• [The request]: Repeat each entry in full, exactly.
* START Input records *
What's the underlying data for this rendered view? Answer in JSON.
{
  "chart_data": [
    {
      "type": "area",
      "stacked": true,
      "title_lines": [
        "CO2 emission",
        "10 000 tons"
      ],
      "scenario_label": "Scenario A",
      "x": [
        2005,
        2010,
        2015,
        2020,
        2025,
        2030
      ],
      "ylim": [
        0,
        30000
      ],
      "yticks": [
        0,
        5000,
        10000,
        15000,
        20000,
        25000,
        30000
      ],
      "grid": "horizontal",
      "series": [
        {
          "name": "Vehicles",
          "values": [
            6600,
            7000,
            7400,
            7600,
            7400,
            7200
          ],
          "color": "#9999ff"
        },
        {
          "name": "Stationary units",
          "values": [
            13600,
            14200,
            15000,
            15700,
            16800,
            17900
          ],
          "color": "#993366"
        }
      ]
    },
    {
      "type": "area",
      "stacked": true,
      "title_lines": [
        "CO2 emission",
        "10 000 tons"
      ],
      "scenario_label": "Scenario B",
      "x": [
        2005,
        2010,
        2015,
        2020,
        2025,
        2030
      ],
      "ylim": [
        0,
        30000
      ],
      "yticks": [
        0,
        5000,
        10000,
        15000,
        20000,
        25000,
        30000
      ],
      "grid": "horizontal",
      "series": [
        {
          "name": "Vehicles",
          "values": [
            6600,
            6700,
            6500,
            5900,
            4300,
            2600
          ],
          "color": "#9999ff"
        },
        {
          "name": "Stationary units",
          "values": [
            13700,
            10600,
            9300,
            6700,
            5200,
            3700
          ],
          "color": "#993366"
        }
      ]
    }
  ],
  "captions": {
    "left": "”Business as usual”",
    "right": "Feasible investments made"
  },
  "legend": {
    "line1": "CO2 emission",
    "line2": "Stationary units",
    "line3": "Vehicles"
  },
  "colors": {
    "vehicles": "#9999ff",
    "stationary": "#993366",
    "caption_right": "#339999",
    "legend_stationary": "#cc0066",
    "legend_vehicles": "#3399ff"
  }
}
* END Input records *
• [Solution]:
What's the underlying data for this rendered view? Answer in JSON.
{
  "chart_data": [
    {
      "type": "area",
      "stacked": true,
      "title_lines": [
        "CO2 emission",
        "10 000 tons"
      ],
      "scenario_label": "Scenario A",
      "x": [
        2005,
        2010,
        2015,
        2020,
        2025,
        2030
      ],
      "ylim": [
        0,
        30000
      ],
      "yticks": [
        0,
        5000,
        10000,
        15000,
        20000,
        25000,
        30000
      ],
      "grid": "horizontal",
      "series": [
        {
          "name": "Vehicles",
          "values": [
            6600,
            7000,
            7400,
            7600,
            7400,
            7200
          ],
          "color": "#9999ff"
        },
        {
          "name": "Stationary units",
          "values": [
            13600,
            14200,
            15000,
            15700,
            16800,
            17900
          ],
          "color": "#993366"
        }
      ]
    },
    {
      "type": "area",
      "stacked": true,
      "title_lines": [
        "CO2 emission",
        "10 000 tons"
      ],
      "scenario_label": "Scenario B",
      "x": [
        2005,
        2010,
        2015,
        2020,
        2025,
        2030
      ],
      "ylim": [
        0,
        30000
      ],
      "yticks": [
        0,
        5000,
        10000,
        15000,
        20000,
        25000,
        30000
      ],
      "grid": "horizontal",
      "series": [
        {
          "name": "Vehicles",
          "values": [
            6600,
            6700,
            6500,
            5900,
            4300,
            2600
          ],
          "color": "#9999ff"
        },
        {
          "name": "Stationary units",
          "values": [
            13700,
            10600,
            9300,
            6700,
            5200,
            3700
          ],
          "color": "#993366"
        }
      ]
    }
  ],
  "captions": {
    "left": "”Business as usual”",
    "right": "Feasible investments made"
  },
  "legend": {
    "line1": "CO2 emission",
    "line2": "Stationary units",
    "line3": "Vehicles"
  },
  "colors": {
    "vehicles": "#9999ff",
    "stationary": "#993366",
    "caption_right": "#339999",
    "legend_stationary": "#cc0066",
    "legend_vehicles": "#3399ff"
  }
}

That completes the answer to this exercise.